### Aim
Copy the listing below word for word.

** start of Stored rows **

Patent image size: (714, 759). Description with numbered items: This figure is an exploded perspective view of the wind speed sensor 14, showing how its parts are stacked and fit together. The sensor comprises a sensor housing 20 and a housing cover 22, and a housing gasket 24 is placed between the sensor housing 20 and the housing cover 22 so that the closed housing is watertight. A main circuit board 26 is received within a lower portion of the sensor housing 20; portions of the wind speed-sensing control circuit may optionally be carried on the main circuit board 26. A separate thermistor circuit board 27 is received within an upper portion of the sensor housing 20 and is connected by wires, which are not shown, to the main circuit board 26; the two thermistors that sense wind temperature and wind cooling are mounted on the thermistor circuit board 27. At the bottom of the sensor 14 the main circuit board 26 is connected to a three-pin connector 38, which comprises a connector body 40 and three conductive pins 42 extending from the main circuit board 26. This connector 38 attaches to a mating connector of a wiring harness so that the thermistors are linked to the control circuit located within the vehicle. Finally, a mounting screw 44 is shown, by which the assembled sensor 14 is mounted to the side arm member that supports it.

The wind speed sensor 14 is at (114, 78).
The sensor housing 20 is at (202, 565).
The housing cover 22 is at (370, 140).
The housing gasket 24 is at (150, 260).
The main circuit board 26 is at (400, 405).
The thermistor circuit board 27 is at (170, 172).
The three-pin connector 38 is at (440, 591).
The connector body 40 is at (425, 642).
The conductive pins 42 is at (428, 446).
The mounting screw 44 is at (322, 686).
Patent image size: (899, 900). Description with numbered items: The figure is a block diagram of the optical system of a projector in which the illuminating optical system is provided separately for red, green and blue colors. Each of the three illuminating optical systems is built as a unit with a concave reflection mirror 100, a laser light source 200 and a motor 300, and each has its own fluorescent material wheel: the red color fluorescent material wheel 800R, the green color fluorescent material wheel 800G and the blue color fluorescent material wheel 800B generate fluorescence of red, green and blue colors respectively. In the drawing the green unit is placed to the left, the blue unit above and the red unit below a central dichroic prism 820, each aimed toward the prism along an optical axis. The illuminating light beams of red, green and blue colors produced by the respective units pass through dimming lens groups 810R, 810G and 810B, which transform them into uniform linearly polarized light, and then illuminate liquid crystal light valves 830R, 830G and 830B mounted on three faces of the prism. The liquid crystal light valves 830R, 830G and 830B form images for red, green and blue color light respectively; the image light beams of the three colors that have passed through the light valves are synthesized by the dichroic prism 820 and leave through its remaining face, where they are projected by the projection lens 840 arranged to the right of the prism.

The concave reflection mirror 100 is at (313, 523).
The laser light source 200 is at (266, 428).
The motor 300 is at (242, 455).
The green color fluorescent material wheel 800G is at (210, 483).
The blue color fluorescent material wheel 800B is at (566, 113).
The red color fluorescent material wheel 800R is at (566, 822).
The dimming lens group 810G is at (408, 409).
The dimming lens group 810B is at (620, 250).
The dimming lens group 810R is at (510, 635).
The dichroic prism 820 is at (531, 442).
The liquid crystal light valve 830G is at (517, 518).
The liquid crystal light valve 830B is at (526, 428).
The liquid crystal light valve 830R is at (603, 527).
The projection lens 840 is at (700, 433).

** end of Stored rows **

### Task response
Patent image size: (714, 759). Description with numbered items: This figure is an exploded perspective view of the wind speed sensor 14, showing how its parts are stacked and fit together. The sensor comprises a sensor housing 20 and a housing cover 22, and a housing gasket 24 is placed between the sensor housing 20 and the housing cover 22 so that the closed housing is watertight. A main circuit board 26 is received within a lower portion of the sensor housing 20; portions of the wind speed-sensing control circuit may optionally be carried on the main circuit board 26. A separate thermistor circuit board 27 is received within an upper portion of the sensor housing 20 and is connected by wires, which are not shown, to the main circuit board 26; the two thermistors that sense wind temperature and wind cooling are mounted on the thermistor circuit board 27. At the bottom of the sensor 14 the main circuit board 26 is connected to a three-pin connector 38, which comprises a connector body 40 and three conductive pins 42 extending from the main circuit board 26. This connector 38 attaches to a mating connector of a wiring harness so that the thermistors are linked to the control circuit located within the vehicle. Finally, a mounting screw 44 is shown, by which the assembled sensor 14 is mounted to the side arm member that supports it.

The wind speed sensor 14 is at (114, 78).
The sensor housing 20 is at (202, 565).
The housing cover 22 is at (370, 140).
The housing gasket 24 is at (150, 260).
The main circuit board 26 is at (400, 405).
The thermistor circuit board 27 is at (170, 172).
The three-pin connector 38 is at (440, 591).
The connector body 40 is at (425, 642).
The conductive pins 42 is at (428, 446).
The mounting screw 44 is at (322, 686).
Patent image size: (899, 900). Description with numbered items: The figure is a block diagram of the optical system of a projector in which the illuminating optical system is provided separately for red, green and blue colors. Each of the three illuminating optical systems is built as a unit with a concave reflection mirror 100, a laser light source 200 and a motor 300, and each has its own fluorescent material wheel: the red color fluorescent material wheel 800R, the green color fluorescent material wheel 800G and the blue color fluorescent material wheel 800B generate fluorescence of red, green and blue colors respectively. In the drawing the green unit is placed to the left, the blue unit above and the red unit below a central dichroic prism 820, each aimed toward the prism along an optical axis. The illuminating light beams of red, green and blue colors produced by the respective units pass through dimming lens groups 810R, 810G and 810B, which transform them into uniform linearly polarized light, and then illuminate liquid crystal light valves 830R, 830G and 830B mounted on three faces of the prism. The liquid crystal light valves 830R, 830G and 830B form images for red, green and blue color light respectively; the image light beams of the three colors that have passed through the light valves are synthesized by the dichroic prism 820 and leave through its remaining face, where they are projected by the projection lens 840 arranged to the right of the prism.

The concave reflection mirror 100 is at (313, 523).
The laser light source 200 is at (266, 428).
The motor 300 is at (242, 455).
The green color fluorescent material wheel 800G is at (210, 483).
The blue color fluorescent material wheel 800B is at (566, 113).
The red color fluorescent material wheel 800R is at (566, 822).
The dimming lens group 810G is at (408, 409).
The dimming lens group 810B is at (620, 250).
The dimming lens group 810R is at (510, 635).
The dichroic prism 820 is at (531, 442).
The liquid crystal light valve 830G is at (517, 518).
The liquid crystal light valve 830B is at (526, 428).
The liquid crystal light valve 830R is at (603, 527).
The projection lens 840 is at (700, 433).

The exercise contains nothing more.